■ **WRITTEN PROBLEM**
Please list all lines of the material below in which the string "cards" occurs.

■ **RECORD SET**

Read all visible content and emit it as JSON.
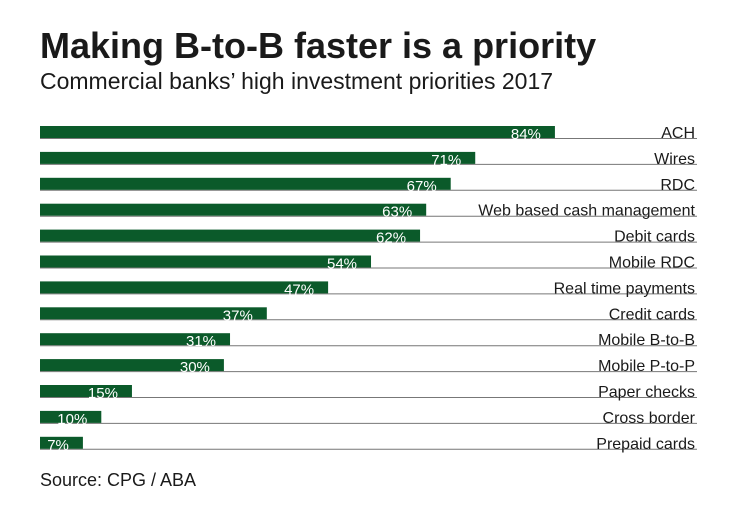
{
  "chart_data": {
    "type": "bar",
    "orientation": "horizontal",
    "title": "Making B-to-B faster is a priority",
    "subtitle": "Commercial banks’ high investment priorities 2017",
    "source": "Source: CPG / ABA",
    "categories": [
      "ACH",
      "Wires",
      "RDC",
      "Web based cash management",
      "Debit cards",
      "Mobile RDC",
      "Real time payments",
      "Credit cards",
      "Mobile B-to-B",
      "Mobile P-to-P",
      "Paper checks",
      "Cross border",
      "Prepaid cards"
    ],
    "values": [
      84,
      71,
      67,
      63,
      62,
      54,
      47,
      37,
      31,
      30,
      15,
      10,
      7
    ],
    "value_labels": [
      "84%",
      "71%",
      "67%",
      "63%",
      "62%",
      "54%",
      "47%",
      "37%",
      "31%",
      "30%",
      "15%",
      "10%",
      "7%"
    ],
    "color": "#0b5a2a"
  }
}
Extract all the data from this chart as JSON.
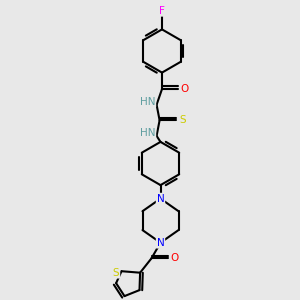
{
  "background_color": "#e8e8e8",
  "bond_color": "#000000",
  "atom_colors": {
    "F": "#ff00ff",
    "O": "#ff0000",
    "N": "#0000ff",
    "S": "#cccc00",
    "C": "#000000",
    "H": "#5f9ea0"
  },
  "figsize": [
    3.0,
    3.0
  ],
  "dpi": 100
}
==
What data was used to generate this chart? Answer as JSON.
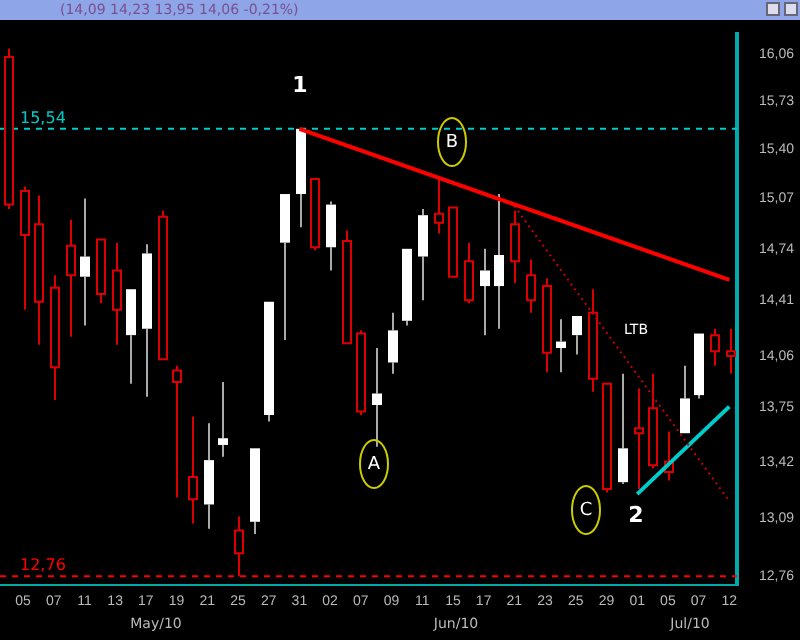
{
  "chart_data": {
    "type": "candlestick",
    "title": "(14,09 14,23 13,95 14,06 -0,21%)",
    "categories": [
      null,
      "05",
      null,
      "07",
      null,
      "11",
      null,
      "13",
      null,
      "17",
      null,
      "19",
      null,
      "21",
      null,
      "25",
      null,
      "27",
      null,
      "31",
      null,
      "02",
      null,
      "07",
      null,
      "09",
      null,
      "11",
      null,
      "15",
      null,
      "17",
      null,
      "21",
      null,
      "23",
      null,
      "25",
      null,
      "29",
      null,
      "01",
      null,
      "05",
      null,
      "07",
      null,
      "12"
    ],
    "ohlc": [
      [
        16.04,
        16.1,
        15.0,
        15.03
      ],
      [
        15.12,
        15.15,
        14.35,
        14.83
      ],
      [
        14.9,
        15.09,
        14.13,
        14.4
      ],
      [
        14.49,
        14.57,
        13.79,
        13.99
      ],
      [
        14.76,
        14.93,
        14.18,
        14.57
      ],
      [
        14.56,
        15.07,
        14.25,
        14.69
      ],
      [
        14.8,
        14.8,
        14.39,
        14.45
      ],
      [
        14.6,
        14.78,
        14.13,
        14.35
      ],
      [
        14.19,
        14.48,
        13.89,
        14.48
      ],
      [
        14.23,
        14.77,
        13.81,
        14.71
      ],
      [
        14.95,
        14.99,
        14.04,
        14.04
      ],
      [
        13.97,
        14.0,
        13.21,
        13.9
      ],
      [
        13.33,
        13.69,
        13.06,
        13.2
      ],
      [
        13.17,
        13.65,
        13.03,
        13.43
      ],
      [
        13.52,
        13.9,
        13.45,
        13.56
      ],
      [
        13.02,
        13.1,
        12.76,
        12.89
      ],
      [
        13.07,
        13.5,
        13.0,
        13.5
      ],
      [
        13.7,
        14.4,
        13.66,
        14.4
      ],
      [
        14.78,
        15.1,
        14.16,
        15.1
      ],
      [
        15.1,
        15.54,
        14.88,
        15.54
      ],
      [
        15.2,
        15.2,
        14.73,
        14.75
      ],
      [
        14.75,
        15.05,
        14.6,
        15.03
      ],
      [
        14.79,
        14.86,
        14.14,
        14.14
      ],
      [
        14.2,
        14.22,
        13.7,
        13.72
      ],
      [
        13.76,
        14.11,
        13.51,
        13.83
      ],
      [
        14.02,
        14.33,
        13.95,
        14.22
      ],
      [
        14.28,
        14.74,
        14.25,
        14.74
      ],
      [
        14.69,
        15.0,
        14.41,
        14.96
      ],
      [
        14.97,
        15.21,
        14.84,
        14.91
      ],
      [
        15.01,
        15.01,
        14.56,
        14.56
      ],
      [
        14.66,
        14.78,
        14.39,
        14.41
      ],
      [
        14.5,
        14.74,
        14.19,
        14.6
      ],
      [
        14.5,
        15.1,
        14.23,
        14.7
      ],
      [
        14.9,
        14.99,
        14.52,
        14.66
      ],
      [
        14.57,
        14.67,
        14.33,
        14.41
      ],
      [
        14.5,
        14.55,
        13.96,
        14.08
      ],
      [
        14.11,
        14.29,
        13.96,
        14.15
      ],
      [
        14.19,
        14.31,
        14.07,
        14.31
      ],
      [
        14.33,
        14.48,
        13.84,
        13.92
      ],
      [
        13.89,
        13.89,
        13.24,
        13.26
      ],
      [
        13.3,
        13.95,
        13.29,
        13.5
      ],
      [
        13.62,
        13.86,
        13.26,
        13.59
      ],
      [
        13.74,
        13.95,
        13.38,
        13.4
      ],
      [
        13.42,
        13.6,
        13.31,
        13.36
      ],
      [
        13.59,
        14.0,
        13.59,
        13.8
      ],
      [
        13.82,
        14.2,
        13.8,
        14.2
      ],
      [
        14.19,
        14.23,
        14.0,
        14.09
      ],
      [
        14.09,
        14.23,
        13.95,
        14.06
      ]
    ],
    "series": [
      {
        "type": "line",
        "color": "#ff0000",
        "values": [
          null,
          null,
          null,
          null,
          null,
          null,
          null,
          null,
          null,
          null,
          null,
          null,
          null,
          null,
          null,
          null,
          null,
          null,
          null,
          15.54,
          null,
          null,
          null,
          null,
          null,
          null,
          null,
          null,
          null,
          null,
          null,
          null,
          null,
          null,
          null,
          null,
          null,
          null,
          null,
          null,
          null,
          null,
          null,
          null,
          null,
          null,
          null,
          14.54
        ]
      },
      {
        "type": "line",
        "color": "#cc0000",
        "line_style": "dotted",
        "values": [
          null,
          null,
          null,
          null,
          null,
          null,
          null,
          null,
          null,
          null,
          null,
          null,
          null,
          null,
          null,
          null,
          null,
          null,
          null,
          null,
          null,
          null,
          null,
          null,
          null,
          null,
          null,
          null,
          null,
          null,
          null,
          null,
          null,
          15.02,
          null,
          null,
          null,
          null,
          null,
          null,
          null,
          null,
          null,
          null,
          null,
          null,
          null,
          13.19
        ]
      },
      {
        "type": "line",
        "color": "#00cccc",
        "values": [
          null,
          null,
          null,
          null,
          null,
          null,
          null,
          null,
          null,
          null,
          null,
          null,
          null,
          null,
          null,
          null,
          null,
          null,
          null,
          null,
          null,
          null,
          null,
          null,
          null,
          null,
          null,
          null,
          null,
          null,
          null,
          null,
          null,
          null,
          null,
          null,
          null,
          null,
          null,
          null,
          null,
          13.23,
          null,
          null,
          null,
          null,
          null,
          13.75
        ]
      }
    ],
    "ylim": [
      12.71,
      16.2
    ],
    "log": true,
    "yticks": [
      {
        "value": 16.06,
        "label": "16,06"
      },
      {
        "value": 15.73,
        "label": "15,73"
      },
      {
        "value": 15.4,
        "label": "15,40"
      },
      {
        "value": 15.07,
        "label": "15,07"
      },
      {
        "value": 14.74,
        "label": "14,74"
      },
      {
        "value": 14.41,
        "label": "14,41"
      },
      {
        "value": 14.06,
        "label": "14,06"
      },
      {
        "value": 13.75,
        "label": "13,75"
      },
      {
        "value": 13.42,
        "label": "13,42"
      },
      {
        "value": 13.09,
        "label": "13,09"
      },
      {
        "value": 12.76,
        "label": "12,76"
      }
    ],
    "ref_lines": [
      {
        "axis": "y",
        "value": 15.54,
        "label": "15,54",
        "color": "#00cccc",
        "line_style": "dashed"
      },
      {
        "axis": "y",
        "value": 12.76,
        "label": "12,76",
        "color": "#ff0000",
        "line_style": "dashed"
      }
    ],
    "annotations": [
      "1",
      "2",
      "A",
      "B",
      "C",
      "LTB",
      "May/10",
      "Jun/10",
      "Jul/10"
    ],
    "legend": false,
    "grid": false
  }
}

■ **RESPONSE TO THIS TASK**
      "Debit cards",
      "Credit cards",
      "Prepaid cards"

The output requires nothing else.